Prompt: Locate every line in the material below that has the word "Settings". Copy each of those lines.

-----

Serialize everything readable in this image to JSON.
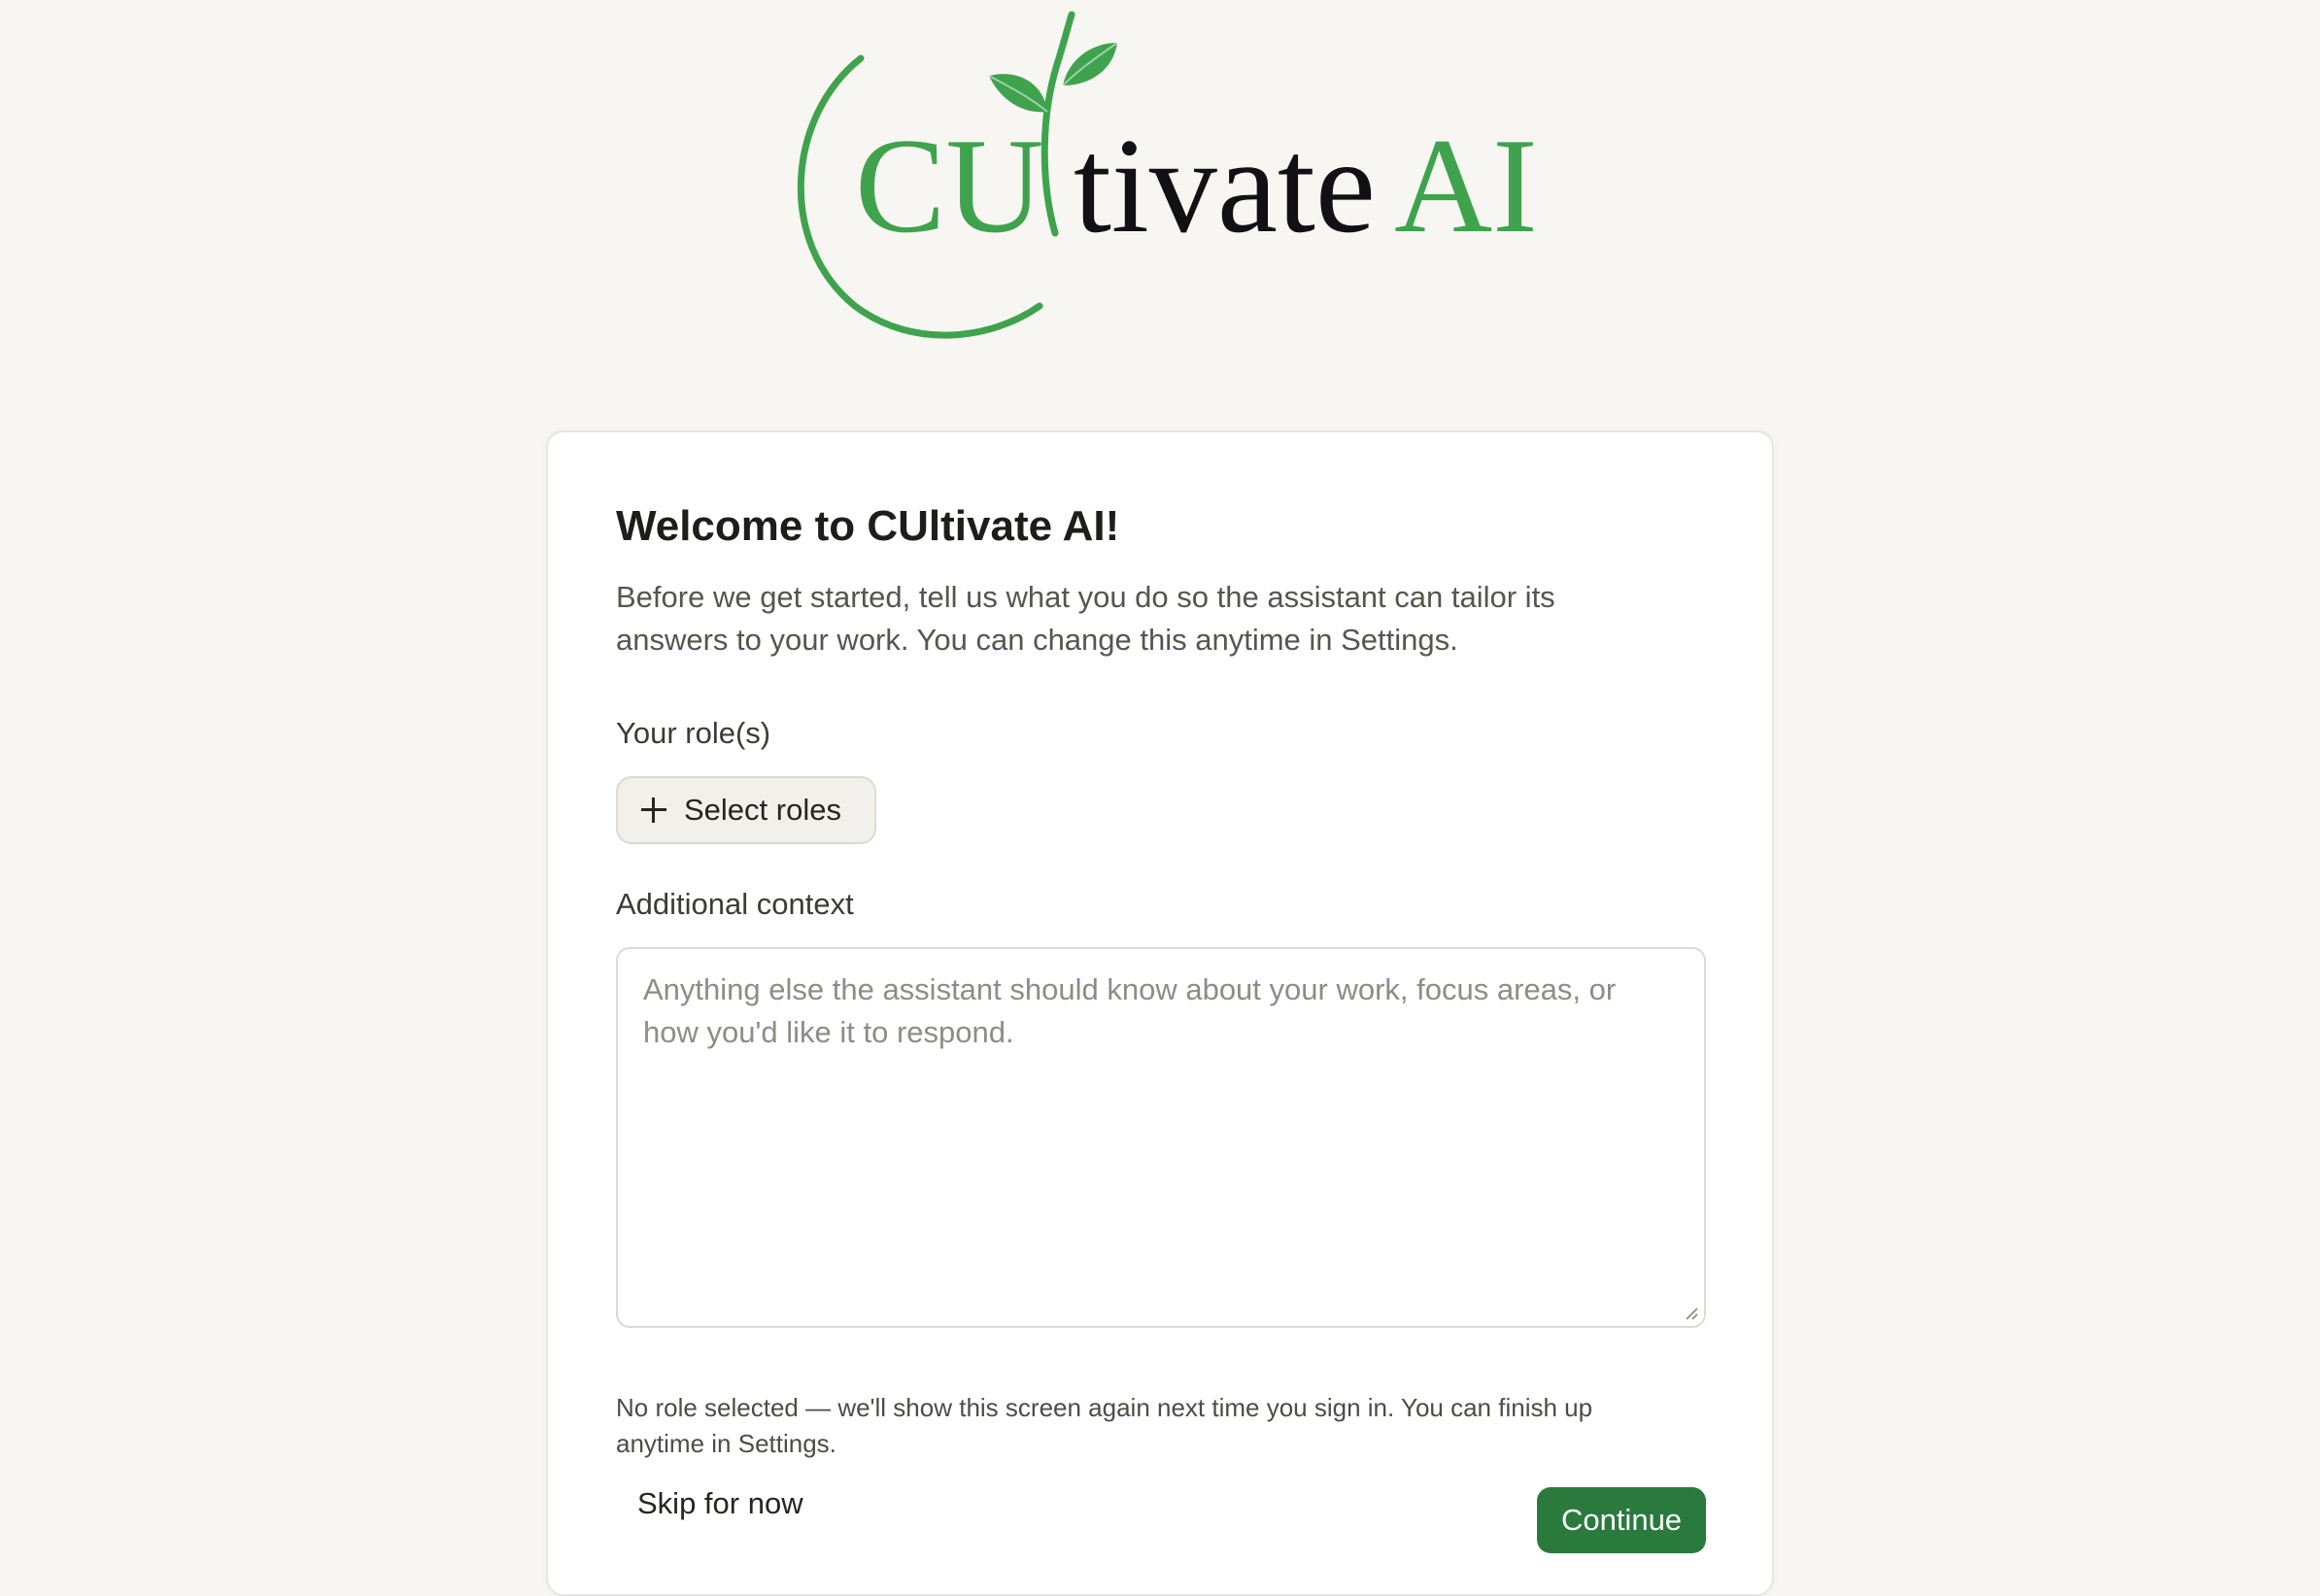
{
  "logo": {
    "text_part1": "CU",
    "text_part2": "tivate",
    "text_part3": "AI",
    "colors": {
      "green": "#3fa34d",
      "black": "#111111"
    }
  },
  "card": {
    "title": "Welcome to CUltivate AI!",
    "intro": "Before we get started, tell us what you do so the assistant can tailor its answers to your work. You can change this anytime in Settings.",
    "roles_label": "Your role(s)",
    "select_roles_label": "Select roles",
    "context_label": "Additional context",
    "context_placeholder": "Anything else the assistant should know about your work, focus areas, or how you'd like it to respond.",
    "context_value": "",
    "note": "No role selected — we'll show this screen again next time you sign in. You can finish up anytime in Settings.",
    "skip_label": "Skip for now",
    "continue_label": "Continue"
  },
  "colors": {
    "accent": "#2a7a3d",
    "background": "#f7f6f2"
  },
  "icons": {
    "plus": "plus-icon",
    "resize": "resize-handle-icon"
  }
}
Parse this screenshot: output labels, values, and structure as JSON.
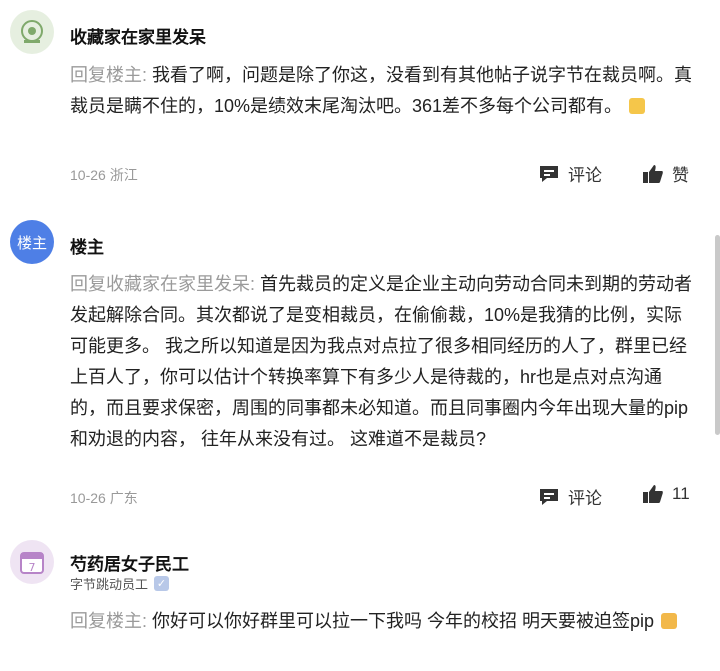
{
  "comments": [
    {
      "author": "收藏家在家里发呆",
      "reply_prefix": "回复楼主:",
      "text": "我看了啊，问题是除了你这，没看到有其他帖子说字节在裁员啊。真裁员是瞒不住的，10%是绩效末尾淘汰吧。361差不多每个公司都有。",
      "date": "10-26",
      "location": "浙江",
      "comment_label": "评论",
      "like_label": "赞"
    },
    {
      "author": "楼主",
      "avatar_text": "楼主",
      "reply_prefix": "回复收藏家在家里发呆:",
      "text": "首先裁员的定义是企业主动向劳动合同未到期的劳动者发起解除合同。其次都说了是变相裁员，在偷偷裁，10%是我猜的比例，实际可能更多。 我之所以知道是因为我点对点拉了很多相同经历的人了，群里已经上百人了，你可以估计个转换率算下有多少人是待裁的，hr也是点对点沟通的，而且要求保密，周围的同事都未必知道。而且同事圈内今年出现大量的pip和劝退的内容， 往年从来没有过。 这难道不是裁员?",
      "date": "10-26",
      "location": "广东",
      "comment_label": "评论",
      "like_label": "11"
    },
    {
      "author": "芍药居女子民工",
      "badge": "字节跳动员工",
      "reply_prefix": "回复楼主:",
      "text": "你好可以你好群里可以拉一下我吗 今年的校招 明天要被迫签pip",
      "avatar_digit": "7"
    }
  ],
  "colors": {
    "accent": "#4e7fe6",
    "muted": "#9a9a9a"
  }
}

-----

Answer to the problem:
    "intro": "Before we get started, tell us what you do so the assistant can tailor its answers to your work. You can change this anytime in Settings.",
    "note": "No role selected — we'll show this screen again next time you sign in. You can finish up anytime in Settings.",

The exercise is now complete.